Provided records:
»»

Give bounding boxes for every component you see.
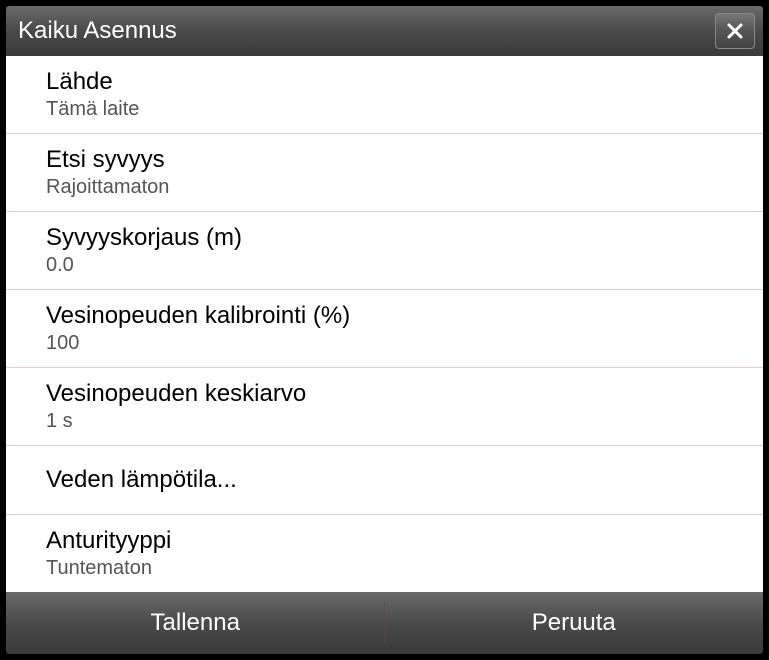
item-label: Etsi syvyys — [46, 146, 763, 174]
footer: Tallenna Peruuta — [6, 592, 763, 654]
list-item-water-speed-calibration[interactable]: Vesinopeuden kalibrointi (%) 100 — [6, 290, 763, 368]
cancel-button[interactable]: Peruuta — [385, 592, 764, 654]
item-value: Tuntematon — [46, 557, 763, 580]
close-button[interactable] — [715, 13, 755, 49]
item-value: 0.0 — [46, 254, 763, 277]
item-label: Syvyyskorjaus (m) — [46, 224, 763, 252]
list-item-search-depth[interactable]: Etsi syvyys Rajoittamaton — [6, 134, 763, 212]
close-icon — [725, 21, 745, 41]
titlebar: Kaiku Asennus — [6, 6, 763, 56]
item-value: 100 — [46, 332, 763, 355]
item-label: Vesinopeuden keskiarvo — [46, 380, 763, 408]
item-label: Veden lämpötila... — [46, 458, 763, 502]
settings-list: Lähde Tämä laite Etsi syvyys Rajoittamat… — [6, 56, 763, 592]
save-button[interactable]: Tallenna — [6, 592, 385, 654]
item-value: 1 s — [46, 410, 763, 433]
list-item-source[interactable]: Lähde Tämä laite — [6, 56, 763, 134]
item-label: Anturityyppi — [46, 527, 763, 555]
list-item-water-speed-average[interactable]: Vesinopeuden keskiarvo 1 s — [6, 368, 763, 446]
item-label: Lähde — [46, 68, 763, 96]
item-value: Rajoittamaton — [46, 176, 763, 199]
item-label: Vesinopeuden kalibrointi (%) — [46, 302, 763, 330]
list-item-transducer-type[interactable]: Anturityyppi Tuntematon — [6, 515, 763, 592]
item-value: Tämä laite — [46, 98, 763, 121]
window-title: Kaiku Asennus — [18, 17, 177, 45]
list-item-water-temperature[interactable]: Veden lämpötila... — [6, 446, 763, 515]
list-item-depth-offset[interactable]: Syvyyskorjaus (m) 0.0 — [6, 212, 763, 290]
window: Kaiku Asennus Lähde Tämä laite Etsi syvy… — [0, 0, 769, 660]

««

Given problem:
Copy out the data above word for word, every line of it, but leave out the picture.

Solution to the exercise:
Give bounding boxes for every component you see.
item-label: Etsi syvyys — [46, 146, 763, 174]
footer: Tallenna Peruuta — [6, 592, 763, 654]
list-item-water-speed-calibration[interactable]: Vesinopeuden kalibrointi (%) 100 — [6, 290, 763, 368]
cancel-button[interactable]: Peruuta — [385, 592, 764, 654]
item-value: Tuntematon — [46, 557, 763, 580]
close-button[interactable] — [715, 13, 755, 49]
item-value: 0.0 — [46, 254, 763, 277]
item-label: Syvyyskorjaus (m) — [46, 224, 763, 252]
list-item-search-depth[interactable]: Etsi syvyys Rajoittamaton — [6, 134, 763, 212]
close-icon — [725, 21, 745, 41]
titlebar: Kaiku Asennus — [6, 6, 763, 56]
item-value: 100 — [46, 332, 763, 355]
item-label: Vesinopeuden keskiarvo — [46, 380, 763, 408]
item-label: Veden lämpötila... — [46, 458, 763, 502]
settings-list: Lähde Tämä laite Etsi syvyys Rajoittamat… — [6, 56, 763, 592]
save-button[interactable]: Tallenna — [6, 592, 385, 654]
item-value: 1 s — [46, 410, 763, 433]
list-item-source[interactable]: Lähde Tämä laite — [6, 56, 763, 134]
item-label: Anturityyppi — [46, 527, 763, 555]
list-item-water-speed-average[interactable]: Vesinopeuden keskiarvo 1 s — [6, 368, 763, 446]
item-label: Lähde — [46, 68, 763, 96]
item-value: Rajoittamaton — [46, 176, 763, 199]
item-label: Vesinopeuden kalibrointi (%) — [46, 302, 763, 330]
list-item-transducer-type[interactable]: Anturityyppi Tuntematon — [6, 515, 763, 592]
item-value: Tämä laite — [46, 98, 763, 121]
window-title: Kaiku Asennus — [18, 17, 177, 45]
list-item-water-temperature[interactable]: Veden lämpötila... — [6, 446, 763, 515]
list-item-depth-offset[interactable]: Syvyyskorjaus (m) 0.0 — [6, 212, 763, 290]
window: Kaiku Asennus Lähde Tämä laite Etsi syvy… — [0, 0, 769, 660]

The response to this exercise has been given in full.